Leave out the pictures and copy the remaining records exactly.
****************
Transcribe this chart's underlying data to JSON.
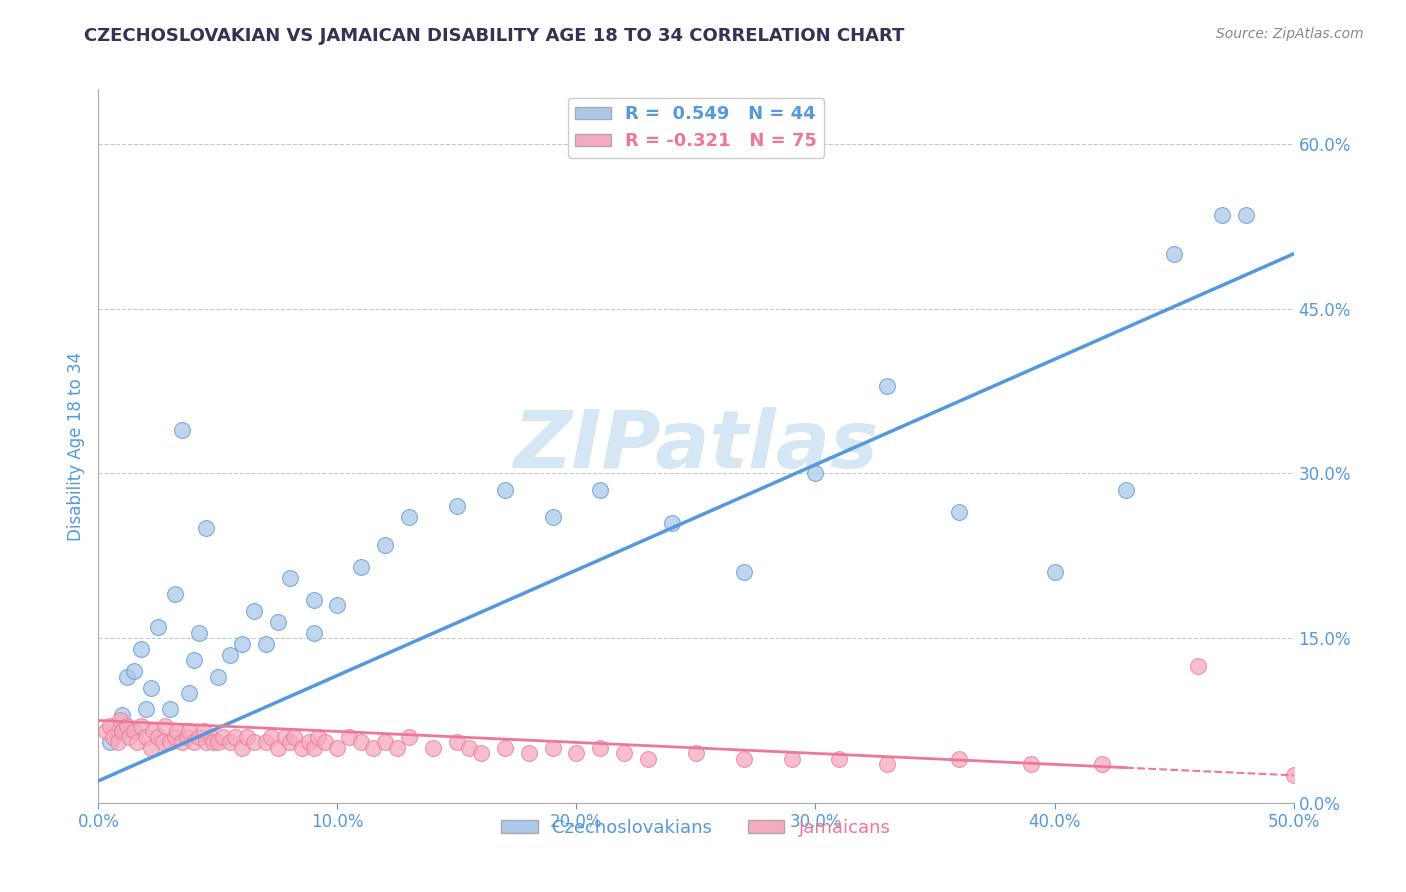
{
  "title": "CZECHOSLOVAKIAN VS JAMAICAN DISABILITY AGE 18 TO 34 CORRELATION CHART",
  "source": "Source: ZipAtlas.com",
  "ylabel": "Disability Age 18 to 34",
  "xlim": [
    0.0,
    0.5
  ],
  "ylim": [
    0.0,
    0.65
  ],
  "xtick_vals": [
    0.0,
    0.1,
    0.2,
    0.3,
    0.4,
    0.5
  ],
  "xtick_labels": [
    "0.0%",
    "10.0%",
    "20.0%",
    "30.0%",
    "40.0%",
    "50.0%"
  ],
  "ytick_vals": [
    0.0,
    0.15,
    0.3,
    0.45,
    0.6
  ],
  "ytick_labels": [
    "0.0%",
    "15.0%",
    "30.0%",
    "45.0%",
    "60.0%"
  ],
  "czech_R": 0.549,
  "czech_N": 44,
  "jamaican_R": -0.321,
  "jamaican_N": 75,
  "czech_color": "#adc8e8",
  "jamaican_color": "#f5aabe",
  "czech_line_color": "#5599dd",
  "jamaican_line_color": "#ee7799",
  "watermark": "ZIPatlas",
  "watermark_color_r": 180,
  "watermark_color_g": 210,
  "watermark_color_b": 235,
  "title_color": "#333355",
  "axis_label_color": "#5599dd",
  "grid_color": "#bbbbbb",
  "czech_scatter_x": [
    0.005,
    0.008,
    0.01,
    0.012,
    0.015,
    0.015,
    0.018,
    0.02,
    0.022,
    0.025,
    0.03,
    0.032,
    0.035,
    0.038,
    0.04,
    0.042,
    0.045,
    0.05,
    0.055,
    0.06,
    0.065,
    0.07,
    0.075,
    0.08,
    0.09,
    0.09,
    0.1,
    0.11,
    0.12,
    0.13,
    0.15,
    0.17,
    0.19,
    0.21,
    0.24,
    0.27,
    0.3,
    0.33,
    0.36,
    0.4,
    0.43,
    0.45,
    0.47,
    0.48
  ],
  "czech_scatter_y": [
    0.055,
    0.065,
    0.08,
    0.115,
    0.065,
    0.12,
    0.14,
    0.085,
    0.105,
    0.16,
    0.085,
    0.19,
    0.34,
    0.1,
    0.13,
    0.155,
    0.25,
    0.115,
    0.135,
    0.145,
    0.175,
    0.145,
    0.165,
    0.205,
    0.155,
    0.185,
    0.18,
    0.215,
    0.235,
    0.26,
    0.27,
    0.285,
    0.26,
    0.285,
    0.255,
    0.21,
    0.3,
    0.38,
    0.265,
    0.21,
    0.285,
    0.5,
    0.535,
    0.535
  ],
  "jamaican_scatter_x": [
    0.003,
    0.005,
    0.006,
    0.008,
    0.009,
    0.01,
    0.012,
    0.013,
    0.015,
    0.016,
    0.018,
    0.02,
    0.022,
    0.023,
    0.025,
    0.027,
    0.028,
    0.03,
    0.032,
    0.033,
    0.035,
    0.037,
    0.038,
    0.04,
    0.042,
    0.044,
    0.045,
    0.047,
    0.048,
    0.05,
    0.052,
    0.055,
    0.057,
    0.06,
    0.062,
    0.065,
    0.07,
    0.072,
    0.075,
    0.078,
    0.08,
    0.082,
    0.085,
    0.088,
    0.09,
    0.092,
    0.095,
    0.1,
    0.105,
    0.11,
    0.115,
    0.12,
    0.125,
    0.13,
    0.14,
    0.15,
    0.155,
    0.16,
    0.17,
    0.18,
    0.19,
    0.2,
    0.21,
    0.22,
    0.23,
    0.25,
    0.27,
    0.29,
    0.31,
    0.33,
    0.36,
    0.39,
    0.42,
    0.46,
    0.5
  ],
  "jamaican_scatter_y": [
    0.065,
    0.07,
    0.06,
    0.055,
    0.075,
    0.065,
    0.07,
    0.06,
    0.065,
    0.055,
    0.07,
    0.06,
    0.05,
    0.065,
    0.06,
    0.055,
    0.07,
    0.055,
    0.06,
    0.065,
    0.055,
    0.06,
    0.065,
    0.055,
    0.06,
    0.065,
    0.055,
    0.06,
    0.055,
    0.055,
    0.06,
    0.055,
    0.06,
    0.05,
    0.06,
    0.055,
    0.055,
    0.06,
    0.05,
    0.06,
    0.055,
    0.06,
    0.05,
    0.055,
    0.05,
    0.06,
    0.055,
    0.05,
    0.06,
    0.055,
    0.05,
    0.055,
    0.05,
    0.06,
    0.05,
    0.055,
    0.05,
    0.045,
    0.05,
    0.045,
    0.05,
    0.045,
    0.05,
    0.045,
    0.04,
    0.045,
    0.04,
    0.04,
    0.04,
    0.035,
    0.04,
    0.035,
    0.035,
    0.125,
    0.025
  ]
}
****************
Full response →
Transcribe this chart's underlying data to JSON.
{
  "title": "CZECHOSLOVAKIAN VS JAMAICAN DISABILITY AGE 18 TO 34 CORRELATION CHART",
  "source": "Source: ZipAtlas.com",
  "ylabel": "Disability Age 18 to 34",
  "xlim": [
    0.0,
    0.5
  ],
  "ylim": [
    0.0,
    0.65
  ],
  "xtick_vals": [
    0.0,
    0.1,
    0.2,
    0.3,
    0.4,
    0.5
  ],
  "xtick_labels": [
    "0.0%",
    "10.0%",
    "20.0%",
    "30.0%",
    "40.0%",
    "50.0%"
  ],
  "ytick_vals": [
    0.0,
    0.15,
    0.3,
    0.45,
    0.6
  ],
  "ytick_labels": [
    "0.0%",
    "15.0%",
    "30.0%",
    "45.0%",
    "60.0%"
  ],
  "czech_R": 0.549,
  "czech_N": 44,
  "jamaican_R": -0.321,
  "jamaican_N": 75,
  "czech_color": "#adc8e8",
  "jamaican_color": "#f5aabe",
  "czech_line_color": "#5599dd",
  "jamaican_line_color": "#ee7799",
  "watermark": "ZIPatlas",
  "watermark_color_r": 180,
  "watermark_color_g": 210,
  "watermark_color_b": 235,
  "title_color": "#333355",
  "axis_label_color": "#5599dd",
  "grid_color": "#bbbbbb",
  "czech_scatter_x": [
    0.005,
    0.008,
    0.01,
    0.012,
    0.015,
    0.015,
    0.018,
    0.02,
    0.022,
    0.025,
    0.03,
    0.032,
    0.035,
    0.038,
    0.04,
    0.042,
    0.045,
    0.05,
    0.055,
    0.06,
    0.065,
    0.07,
    0.075,
    0.08,
    0.09,
    0.09,
    0.1,
    0.11,
    0.12,
    0.13,
    0.15,
    0.17,
    0.19,
    0.21,
    0.24,
    0.27,
    0.3,
    0.33,
    0.36,
    0.4,
    0.43,
    0.45,
    0.47,
    0.48
  ],
  "czech_scatter_y": [
    0.055,
    0.065,
    0.08,
    0.115,
    0.065,
    0.12,
    0.14,
    0.085,
    0.105,
    0.16,
    0.085,
    0.19,
    0.34,
    0.1,
    0.13,
    0.155,
    0.25,
    0.115,
    0.135,
    0.145,
    0.175,
    0.145,
    0.165,
    0.205,
    0.155,
    0.185,
    0.18,
    0.215,
    0.235,
    0.26,
    0.27,
    0.285,
    0.26,
    0.285,
    0.255,
    0.21,
    0.3,
    0.38,
    0.265,
    0.21,
    0.285,
    0.5,
    0.535,
    0.535
  ],
  "jamaican_scatter_x": [
    0.003,
    0.005,
    0.006,
    0.008,
    0.009,
    0.01,
    0.012,
    0.013,
    0.015,
    0.016,
    0.018,
    0.02,
    0.022,
    0.023,
    0.025,
    0.027,
    0.028,
    0.03,
    0.032,
    0.033,
    0.035,
    0.037,
    0.038,
    0.04,
    0.042,
    0.044,
    0.045,
    0.047,
    0.048,
    0.05,
    0.052,
    0.055,
    0.057,
    0.06,
    0.062,
    0.065,
    0.07,
    0.072,
    0.075,
    0.078,
    0.08,
    0.082,
    0.085,
    0.088,
    0.09,
    0.092,
    0.095,
    0.1,
    0.105,
    0.11,
    0.115,
    0.12,
    0.125,
    0.13,
    0.14,
    0.15,
    0.155,
    0.16,
    0.17,
    0.18,
    0.19,
    0.2,
    0.21,
    0.22,
    0.23,
    0.25,
    0.27,
    0.29,
    0.31,
    0.33,
    0.36,
    0.39,
    0.42,
    0.46,
    0.5
  ],
  "jamaican_scatter_y": [
    0.065,
    0.07,
    0.06,
    0.055,
    0.075,
    0.065,
    0.07,
    0.06,
    0.065,
    0.055,
    0.07,
    0.06,
    0.05,
    0.065,
    0.06,
    0.055,
    0.07,
    0.055,
    0.06,
    0.065,
    0.055,
    0.06,
    0.065,
    0.055,
    0.06,
    0.065,
    0.055,
    0.06,
    0.055,
    0.055,
    0.06,
    0.055,
    0.06,
    0.05,
    0.06,
    0.055,
    0.055,
    0.06,
    0.05,
    0.06,
    0.055,
    0.06,
    0.05,
    0.055,
    0.05,
    0.06,
    0.055,
    0.05,
    0.06,
    0.055,
    0.05,
    0.055,
    0.05,
    0.06,
    0.05,
    0.055,
    0.05,
    0.045,
    0.05,
    0.045,
    0.05,
    0.045,
    0.05,
    0.045,
    0.04,
    0.045,
    0.04,
    0.04,
    0.04,
    0.035,
    0.04,
    0.035,
    0.035,
    0.125,
    0.025
  ]
}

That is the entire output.